What the task asks: Extract all of the data and reproduce it precisely.

Information supplied:
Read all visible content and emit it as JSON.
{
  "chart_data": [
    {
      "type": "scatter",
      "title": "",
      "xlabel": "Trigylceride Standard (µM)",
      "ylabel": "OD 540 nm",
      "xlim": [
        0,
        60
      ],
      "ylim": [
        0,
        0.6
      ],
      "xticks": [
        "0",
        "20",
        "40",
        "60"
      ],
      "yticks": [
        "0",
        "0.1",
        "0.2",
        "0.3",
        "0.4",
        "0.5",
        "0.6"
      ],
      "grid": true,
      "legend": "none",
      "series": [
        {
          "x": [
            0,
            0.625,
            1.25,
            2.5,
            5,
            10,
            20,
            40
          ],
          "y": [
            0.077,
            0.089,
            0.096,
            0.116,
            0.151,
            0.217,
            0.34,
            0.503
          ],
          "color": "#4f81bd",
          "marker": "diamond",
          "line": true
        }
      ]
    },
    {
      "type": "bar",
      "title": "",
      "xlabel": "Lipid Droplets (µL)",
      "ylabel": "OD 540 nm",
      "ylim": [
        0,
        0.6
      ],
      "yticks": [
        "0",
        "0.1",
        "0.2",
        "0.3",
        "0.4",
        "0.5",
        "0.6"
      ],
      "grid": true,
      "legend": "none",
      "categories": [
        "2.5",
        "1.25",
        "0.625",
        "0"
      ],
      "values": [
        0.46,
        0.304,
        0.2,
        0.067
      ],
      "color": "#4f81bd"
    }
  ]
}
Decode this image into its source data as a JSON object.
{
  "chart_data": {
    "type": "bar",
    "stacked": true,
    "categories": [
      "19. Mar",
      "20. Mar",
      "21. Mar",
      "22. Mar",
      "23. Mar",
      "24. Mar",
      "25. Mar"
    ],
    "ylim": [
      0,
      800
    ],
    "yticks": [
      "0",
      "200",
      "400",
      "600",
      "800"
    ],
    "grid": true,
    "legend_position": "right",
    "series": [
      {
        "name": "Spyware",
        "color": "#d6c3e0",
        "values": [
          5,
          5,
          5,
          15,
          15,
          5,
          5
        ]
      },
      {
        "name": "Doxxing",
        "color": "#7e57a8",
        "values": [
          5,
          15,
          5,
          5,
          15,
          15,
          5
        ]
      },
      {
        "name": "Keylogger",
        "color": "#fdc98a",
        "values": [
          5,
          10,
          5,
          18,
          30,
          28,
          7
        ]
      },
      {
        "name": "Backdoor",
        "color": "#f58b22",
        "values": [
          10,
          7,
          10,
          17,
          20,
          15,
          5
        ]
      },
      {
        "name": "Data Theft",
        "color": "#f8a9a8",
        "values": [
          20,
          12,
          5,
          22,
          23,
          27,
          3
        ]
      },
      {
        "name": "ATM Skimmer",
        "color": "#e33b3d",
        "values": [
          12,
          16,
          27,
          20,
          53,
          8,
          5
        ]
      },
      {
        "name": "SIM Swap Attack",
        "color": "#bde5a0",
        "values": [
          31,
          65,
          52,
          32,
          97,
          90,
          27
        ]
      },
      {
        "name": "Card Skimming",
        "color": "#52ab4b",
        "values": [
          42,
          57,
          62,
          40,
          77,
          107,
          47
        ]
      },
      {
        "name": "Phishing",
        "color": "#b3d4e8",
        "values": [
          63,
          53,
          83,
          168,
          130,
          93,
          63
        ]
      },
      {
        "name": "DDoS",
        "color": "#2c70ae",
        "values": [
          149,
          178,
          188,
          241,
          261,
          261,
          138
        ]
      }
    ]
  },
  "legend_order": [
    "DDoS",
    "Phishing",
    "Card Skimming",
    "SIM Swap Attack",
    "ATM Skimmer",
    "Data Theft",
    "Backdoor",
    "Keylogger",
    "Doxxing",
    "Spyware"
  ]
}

Task output:
Read all visible content and emit it as JSON.
{
  "chart_data": [
    {
      "type": "scatter",
      "title": "",
      "xlabel": "Trigylceride Standard (µM)",
      "ylabel": "OD 540 nm",
      "xlim": [
        0,
        60
      ],
      "ylim": [
        0,
        0.6
      ],
      "xticks": [
        "0",
        "20",
        "40",
        "60"
      ],
      "yticks": [
        "0",
        "0.1",
        "0.2",
        "0.3",
        "0.4",
        "0.5",
        "0.6"
      ],
      "grid": true,
      "legend": "none",
      "series": [
        {
          "x": [
            0,
            0.625,
            1.25,
            2.5,
            5,
            10,
            20,
            40
          ],
          "y": [
            0.077,
            0.089,
            0.096,
            0.116,
            0.151,
            0.217,
            0.34,
            0.503
          ],
          "color": "#4f81bd",
          "marker": "diamond",
          "line": true
        }
      ]
    },
    {
      "type": "bar",
      "title": "",
      "xlabel": "Lipid Droplets (µL)",
      "ylabel": "OD 540 nm",
      "ylim": [
        0,
        0.6
      ],
      "yticks": [
        "0",
        "0.1",
        "0.2",
        "0.3",
        "0.4",
        "0.5",
        "0.6"
      ],
      "grid": true,
      "legend": "none",
      "categories": [
        "2.5",
        "1.25",
        "0.625",
        "0"
      ],
      "values": [
        0.46,
        0.304,
        0.2,
        0.067
      ],
      "color": "#4f81bd"
    }
  ]
}
Decode this image into its source data as a JSON object.
{
  "chart_data": {
    "type": "bar",
    "stacked": true,
    "categories": [
      "19. Mar",
      "20. Mar",
      "21. Mar",
      "22. Mar",
      "23. Mar",
      "24. Mar",
      "25. Mar"
    ],
    "ylim": [
      0,
      800
    ],
    "yticks": [
      "0",
      "200",
      "400",
      "600",
      "800"
    ],
    "grid": true,
    "legend_position": "right",
    "series": [
      {
        "name": "Spyware",
        "color": "#d6c3e0",
        "values": [
          5,
          5,
          5,
          15,
          15,
          5,
          5
        ]
      },
      {
        "name": "Doxxing",
        "color": "#7e57a8",
        "values": [
          5,
          15,
          5,
          5,
          15,
          15,
          5
        ]
      },
      {
        "name": "Keylogger",
        "color": "#fdc98a",
        "values": [
          5,
          10,
          5,
          18,
          30,
          28,
          7
        ]
      },
      {
        "name": "Backdoor",
        "color": "#f58b22",
        "values": [
          10,
          7,
          10,
          17,
          20,
          15,
          5
        ]
      },
      {
        "name": "Data Theft",
        "color": "#f8a9a8",
        "values": [
          20,
          12,
          5,
          22,
          23,
          27,
          3
        ]
      },
      {
        "name": "ATM Skimmer",
        "color": "#e33b3d",
        "values": [
          12,
          16,
          27,
          20,
          53,
          8,
          5
        ]
      },
      {
        "name": "SIM Swap Attack",
        "color": "#bde5a0",
        "values": [
          31,
          65,
          52,
          32,
          97,
          90,
          27
        ]
      },
      {
        "name": "Card Skimming",
        "color": "#52ab4b",
        "values": [
          42,
          57,
          62,
          40,
          77,
          107,
          47
        ]
      },
      {
        "name": "Phishing",
        "color": "#b3d4e8",
        "values": [
          63,
          53,
          83,
          168,
          130,
          93,
          63
        ]
      },
      {
        "name": "DDoS",
        "color": "#2c70ae",
        "values": [
          149,
          178,
          188,
          241,
          261,
          261,
          138
        ]
      }
    ]
  },
  "legend_order": [
    "DDoS",
    "Phishing",
    "Card Skimming",
    "SIM Swap Attack",
    "ATM Skimmer",
    "Data Theft",
    "Backdoor",
    "Keylogger",
    "Doxxing",
    "Spyware"
  ]
}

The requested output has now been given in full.